Your goal:
Present the data once more in exactly its original form.

Provided entries:
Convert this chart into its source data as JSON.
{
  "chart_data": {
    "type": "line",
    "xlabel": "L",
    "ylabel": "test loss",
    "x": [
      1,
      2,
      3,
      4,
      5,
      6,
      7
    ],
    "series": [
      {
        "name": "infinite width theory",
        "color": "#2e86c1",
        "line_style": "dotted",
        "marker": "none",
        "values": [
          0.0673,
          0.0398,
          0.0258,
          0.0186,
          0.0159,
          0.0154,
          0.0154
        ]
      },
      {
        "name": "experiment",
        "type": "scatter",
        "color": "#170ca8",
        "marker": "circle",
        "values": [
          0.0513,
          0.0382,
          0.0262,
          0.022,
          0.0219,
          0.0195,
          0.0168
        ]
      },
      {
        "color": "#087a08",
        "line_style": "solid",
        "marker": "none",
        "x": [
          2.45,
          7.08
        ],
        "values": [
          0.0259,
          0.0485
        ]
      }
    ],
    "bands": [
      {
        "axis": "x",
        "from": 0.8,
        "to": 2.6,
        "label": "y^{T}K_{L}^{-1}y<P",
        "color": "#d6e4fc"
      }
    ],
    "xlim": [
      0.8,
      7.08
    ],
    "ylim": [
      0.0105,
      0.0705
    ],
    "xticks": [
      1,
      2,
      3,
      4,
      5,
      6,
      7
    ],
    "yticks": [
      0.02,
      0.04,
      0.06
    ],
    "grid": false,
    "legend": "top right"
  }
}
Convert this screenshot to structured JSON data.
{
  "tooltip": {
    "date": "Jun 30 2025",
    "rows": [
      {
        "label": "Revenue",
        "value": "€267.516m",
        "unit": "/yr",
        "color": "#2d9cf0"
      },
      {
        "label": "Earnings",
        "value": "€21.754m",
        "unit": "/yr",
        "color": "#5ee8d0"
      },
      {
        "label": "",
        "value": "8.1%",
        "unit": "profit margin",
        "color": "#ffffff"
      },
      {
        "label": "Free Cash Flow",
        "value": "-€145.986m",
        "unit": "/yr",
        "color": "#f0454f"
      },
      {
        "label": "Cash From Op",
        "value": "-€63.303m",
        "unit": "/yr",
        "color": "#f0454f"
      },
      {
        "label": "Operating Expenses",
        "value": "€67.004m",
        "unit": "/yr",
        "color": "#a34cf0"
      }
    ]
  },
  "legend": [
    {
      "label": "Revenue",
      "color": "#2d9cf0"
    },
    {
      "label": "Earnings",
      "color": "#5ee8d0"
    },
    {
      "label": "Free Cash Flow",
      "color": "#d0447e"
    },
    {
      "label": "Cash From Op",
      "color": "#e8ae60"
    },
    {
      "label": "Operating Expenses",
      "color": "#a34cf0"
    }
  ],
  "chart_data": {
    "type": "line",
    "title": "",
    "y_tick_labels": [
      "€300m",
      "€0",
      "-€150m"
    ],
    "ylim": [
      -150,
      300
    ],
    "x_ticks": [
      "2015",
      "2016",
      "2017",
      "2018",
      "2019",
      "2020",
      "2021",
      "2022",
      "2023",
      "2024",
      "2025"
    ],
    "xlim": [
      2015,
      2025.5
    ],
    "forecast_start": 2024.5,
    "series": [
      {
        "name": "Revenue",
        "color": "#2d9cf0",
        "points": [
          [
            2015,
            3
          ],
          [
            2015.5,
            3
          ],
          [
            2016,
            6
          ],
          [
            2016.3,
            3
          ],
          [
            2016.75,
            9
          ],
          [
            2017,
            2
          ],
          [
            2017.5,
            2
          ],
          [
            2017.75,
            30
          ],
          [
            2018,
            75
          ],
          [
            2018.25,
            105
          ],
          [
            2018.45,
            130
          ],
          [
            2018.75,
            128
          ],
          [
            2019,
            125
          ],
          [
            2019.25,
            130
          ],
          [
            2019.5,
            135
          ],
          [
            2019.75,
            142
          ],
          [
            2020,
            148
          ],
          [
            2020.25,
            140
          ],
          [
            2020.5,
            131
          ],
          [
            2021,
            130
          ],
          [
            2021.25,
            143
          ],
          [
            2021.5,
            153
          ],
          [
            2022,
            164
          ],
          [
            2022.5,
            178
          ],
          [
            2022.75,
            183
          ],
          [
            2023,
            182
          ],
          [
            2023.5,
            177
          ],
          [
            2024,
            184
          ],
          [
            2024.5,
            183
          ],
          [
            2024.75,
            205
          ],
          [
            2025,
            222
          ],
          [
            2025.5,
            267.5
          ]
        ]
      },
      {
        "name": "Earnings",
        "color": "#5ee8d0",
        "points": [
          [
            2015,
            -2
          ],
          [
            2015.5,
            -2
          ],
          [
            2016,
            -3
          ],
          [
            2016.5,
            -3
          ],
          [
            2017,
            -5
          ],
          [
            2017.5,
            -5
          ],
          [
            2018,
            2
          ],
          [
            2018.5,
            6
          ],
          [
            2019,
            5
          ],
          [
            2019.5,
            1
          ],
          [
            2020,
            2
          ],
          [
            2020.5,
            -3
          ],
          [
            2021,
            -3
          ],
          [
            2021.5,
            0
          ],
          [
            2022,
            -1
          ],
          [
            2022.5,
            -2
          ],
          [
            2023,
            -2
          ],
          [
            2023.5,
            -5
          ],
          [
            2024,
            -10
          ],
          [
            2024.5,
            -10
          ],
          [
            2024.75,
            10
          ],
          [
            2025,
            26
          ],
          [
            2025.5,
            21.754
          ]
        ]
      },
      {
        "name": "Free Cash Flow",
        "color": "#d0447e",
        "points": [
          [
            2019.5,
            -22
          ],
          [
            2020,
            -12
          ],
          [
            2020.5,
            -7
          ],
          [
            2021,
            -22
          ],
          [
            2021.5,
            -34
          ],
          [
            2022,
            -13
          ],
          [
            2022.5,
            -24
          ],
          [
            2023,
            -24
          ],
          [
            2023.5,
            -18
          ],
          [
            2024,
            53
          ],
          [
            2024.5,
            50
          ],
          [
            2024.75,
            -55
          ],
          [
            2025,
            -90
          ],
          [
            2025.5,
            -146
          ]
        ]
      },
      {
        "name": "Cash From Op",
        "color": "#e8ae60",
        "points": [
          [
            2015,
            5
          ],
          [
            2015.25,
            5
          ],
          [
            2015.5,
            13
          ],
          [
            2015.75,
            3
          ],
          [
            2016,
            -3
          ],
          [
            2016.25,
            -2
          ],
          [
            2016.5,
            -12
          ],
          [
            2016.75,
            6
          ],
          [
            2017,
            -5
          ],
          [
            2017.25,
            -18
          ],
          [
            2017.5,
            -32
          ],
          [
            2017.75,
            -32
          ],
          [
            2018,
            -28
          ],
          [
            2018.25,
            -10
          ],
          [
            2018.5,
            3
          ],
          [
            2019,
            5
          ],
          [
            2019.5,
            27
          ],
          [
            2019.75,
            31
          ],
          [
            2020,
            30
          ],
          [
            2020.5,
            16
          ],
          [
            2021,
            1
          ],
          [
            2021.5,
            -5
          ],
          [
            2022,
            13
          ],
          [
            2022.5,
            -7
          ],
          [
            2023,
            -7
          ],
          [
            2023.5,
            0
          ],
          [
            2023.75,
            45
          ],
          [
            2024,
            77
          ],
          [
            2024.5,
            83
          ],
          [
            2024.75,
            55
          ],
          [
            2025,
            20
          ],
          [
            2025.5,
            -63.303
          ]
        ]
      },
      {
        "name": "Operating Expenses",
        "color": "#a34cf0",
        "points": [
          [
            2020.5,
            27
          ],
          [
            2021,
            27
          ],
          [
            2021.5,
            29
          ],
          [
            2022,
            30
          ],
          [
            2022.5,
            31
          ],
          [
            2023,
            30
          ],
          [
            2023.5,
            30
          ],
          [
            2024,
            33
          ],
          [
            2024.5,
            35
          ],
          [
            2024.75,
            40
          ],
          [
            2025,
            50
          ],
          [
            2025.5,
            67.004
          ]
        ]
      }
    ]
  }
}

Solution to this exercise:
Convert this chart into its source data as JSON.
{
  "chart_data": {
    "type": "line",
    "xlabel": "L",
    "ylabel": "test loss",
    "x": [
      1,
      2,
      3,
      4,
      5,
      6,
      7
    ],
    "series": [
      {
        "name": "infinite width theory",
        "color": "#2e86c1",
        "line_style": "dotted",
        "marker": "none",
        "values": [
          0.0673,
          0.0398,
          0.0258,
          0.0186,
          0.0159,
          0.0154,
          0.0154
        ]
      },
      {
        "name": "experiment",
        "type": "scatter",
        "color": "#170ca8",
        "marker": "circle",
        "values": [
          0.0513,
          0.0382,
          0.0262,
          0.022,
          0.0219,
          0.0195,
          0.0168
        ]
      },
      {
        "color": "#087a08",
        "line_style": "solid",
        "marker": "none",
        "x": [
          2.45,
          7.08
        ],
        "values": [
          0.0259,
          0.0485
        ]
      }
    ],
    "bands": [
      {
        "axis": "x",
        "from": 0.8,
        "to": 2.6,
        "label": "y^{T}K_{L}^{-1}y<P",
        "color": "#d6e4fc"
      }
    ],
    "xlim": [
      0.8,
      7.08
    ],
    "ylim": [
      0.0105,
      0.0705
    ],
    "xticks": [
      1,
      2,
      3,
      4,
      5,
      6,
      7
    ],
    "yticks": [
      0.02,
      0.04,
      0.06
    ],
    "grid": false,
    "legend": "top right"
  }
}
Convert this screenshot to structured JSON data.
{
  "tooltip": {
    "date": "Jun 30 2025",
    "rows": [
      {
        "label": "Revenue",
        "value": "€267.516m",
        "unit": "/yr",
        "color": "#2d9cf0"
      },
      {
        "label": "Earnings",
        "value": "€21.754m",
        "unit": "/yr",
        "color": "#5ee8d0"
      },
      {
        "label": "",
        "value": "8.1%",
        "unit": "profit margin",
        "color": "#ffffff"
      },
      {
        "label": "Free Cash Flow",
        "value": "-€145.986m",
        "unit": "/yr",
        "color": "#f0454f"
      },
      {
        "label": "Cash From Op",
        "value": "-€63.303m",
        "unit": "/yr",
        "color": "#f0454f"
      },
      {
        "label": "Operating Expenses",
        "value": "€67.004m",
        "unit": "/yr",
        "color": "#a34cf0"
      }
    ]
  },
  "legend": [
    {
      "label": "Revenue",
      "color": "#2d9cf0"
    },
    {
      "label": "Earnings",
      "color": "#5ee8d0"
    },
    {
      "label": "Free Cash Flow",
      "color": "#d0447e"
    },
    {
      "label": "Cash From Op",
      "color": "#e8ae60"
    },
    {
      "label": "Operating Expenses",
      "color": "#a34cf0"
    }
  ],
  "chart_data": {
    "type": "line",
    "title": "",
    "y_tick_labels": [
      "€300m",
      "€0",
      "-€150m"
    ],
    "ylim": [
      -150,
      300
    ],
    "x_ticks": [
      "2015",
      "2016",
      "2017",
      "2018",
      "2019",
      "2020",
      "2021",
      "2022",
      "2023",
      "2024",
      "2025"
    ],
    "xlim": [
      2015,
      2025.5
    ],
    "forecast_start": 2024.5,
    "series": [
      {
        "name": "Revenue",
        "color": "#2d9cf0",
        "points": [
          [
            2015,
            3
          ],
          [
            2015.5,
            3
          ],
          [
            2016,
            6
          ],
          [
            2016.3,
            3
          ],
          [
            2016.75,
            9
          ],
          [
            2017,
            2
          ],
          [
            2017.5,
            2
          ],
          [
            2017.75,
            30
          ],
          [
            2018,
            75
          ],
          [
            2018.25,
            105
          ],
          [
            2018.45,
            130
          ],
          [
            2018.75,
            128
          ],
          [
            2019,
            125
          ],
          [
            2019.25,
            130
          ],
          [
            2019.5,
            135
          ],
          [
            2019.75,
            142
          ],
          [
            2020,
            148
          ],
          [
            2020.25,
            140
          ],
          [
            2020.5,
            131
          ],
          [
            2021,
            130
          ],
          [
            2021.25,
            143
          ],
          [
            2021.5,
            153
          ],
          [
            2022,
            164
          ],
          [
            2022.5,
            178
          ],
          [
            2022.75,
            183
          ],
          [
            2023,
            182
          ],
          [
            2023.5,
            177
          ],
          [
            2024,
            184
          ],
          [
            2024.5,
            183
          ],
          [
            2024.75,
            205
          ],
          [
            2025,
            222
          ],
          [
            2025.5,
            267.5
          ]
        ]
      },
      {
        "name": "Earnings",
        "color": "#5ee8d0",
        "points": [
          [
            2015,
            -2
          ],
          [
            2015.5,
            -2
          ],
          [
            2016,
            -3
          ],
          [
            2016.5,
            -3
          ],
          [
            2017,
            -5
          ],
          [
            2017.5,
            -5
          ],
          [
            2018,
            2
          ],
          [
            2018.5,
            6
          ],
          [
            2019,
            5
          ],
          [
            2019.5,
            1
          ],
          [
            2020,
            2
          ],
          [
            2020.5,
            -3
          ],
          [
            2021,
            -3
          ],
          [
            2021.5,
            0
          ],
          [
            2022,
            -1
          ],
          [
            2022.5,
            -2
          ],
          [
            2023,
            -2
          ],
          [
            2023.5,
            -5
          ],
          [
            2024,
            -10
          ],
          [
            2024.5,
            -10
          ],
          [
            2024.75,
            10
          ],
          [
            2025,
            26
          ],
          [
            2025.5,
            21.754
          ]
        ]
      },
      {
        "name": "Free Cash Flow",
        "color": "#d0447e",
        "points": [
          [
            2019.5,
            -22
          ],
          [
            2020,
            -12
          ],
          [
            2020.5,
            -7
          ],
          [
            2021,
            -22
          ],
          [
            2021.5,
            -34
          ],
          [
            2022,
            -13
          ],
          [
            2022.5,
            -24
          ],
          [
            2023,
            -24
          ],
          [
            2023.5,
            -18
          ],
          [
            2024,
            53
          ],
          [
            2024.5,
            50
          ],
          [
            2024.75,
            -55
          ],
          [
            2025,
            -90
          ],
          [
            2025.5,
            -146
          ]
        ]
      },
      {
        "name": "Cash From Op",
        "color": "#e8ae60",
        "points": [
          [
            2015,
            5
          ],
          [
            2015.25,
            5
          ],
          [
            2015.5,
            13
          ],
          [
            2015.75,
            3
          ],
          [
            2016,
            -3
          ],
          [
            2016.25,
            -2
          ],
          [
            2016.5,
            -12
          ],
          [
            2016.75,
            6
          ],
          [
            2017,
            -5
          ],
          [
            2017.25,
            -18
          ],
          [
            2017.5,
            -32
          ],
          [
            2017.75,
            -32
          ],
          [
            2018,
            -28
          ],
          [
            2018.25,
            -10
          ],
          [
            2018.5,
            3
          ],
          [
            2019,
            5
          ],
          [
            2019.5,
            27
          ],
          [
            2019.75,
            31
          ],
          [
            2020,
            30
          ],
          [
            2020.5,
            16
          ],
          [
            2021,
            1
          ],
          [
            2021.5,
            -5
          ],
          [
            2022,
            13
          ],
          [
            2022.5,
            -7
          ],
          [
            2023,
            -7
          ],
          [
            2023.5,
            0
          ],
          [
            2023.75,
            45
          ],
          [
            2024,
            77
          ],
          [
            2024.5,
            83
          ],
          [
            2024.75,
            55
          ],
          [
            2025,
            20
          ],
          [
            2025.5,
            -63.303
          ]
        ]
      },
      {
        "name": "Operating Expenses",
        "color": "#a34cf0",
        "points": [
          [
            2020.5,
            27
          ],
          [
            2021,
            27
          ],
          [
            2021.5,
            29
          ],
          [
            2022,
            30
          ],
          [
            2022.5,
            31
          ],
          [
            2023,
            30
          ],
          [
            2023.5,
            30
          ],
          [
            2024,
            33
          ],
          [
            2024.5,
            35
          ],
          [
            2024.75,
            40
          ],
          [
            2025,
            50
          ],
          [
            2025.5,
            67.004
          ]
        ]
      }
    ]
  }
}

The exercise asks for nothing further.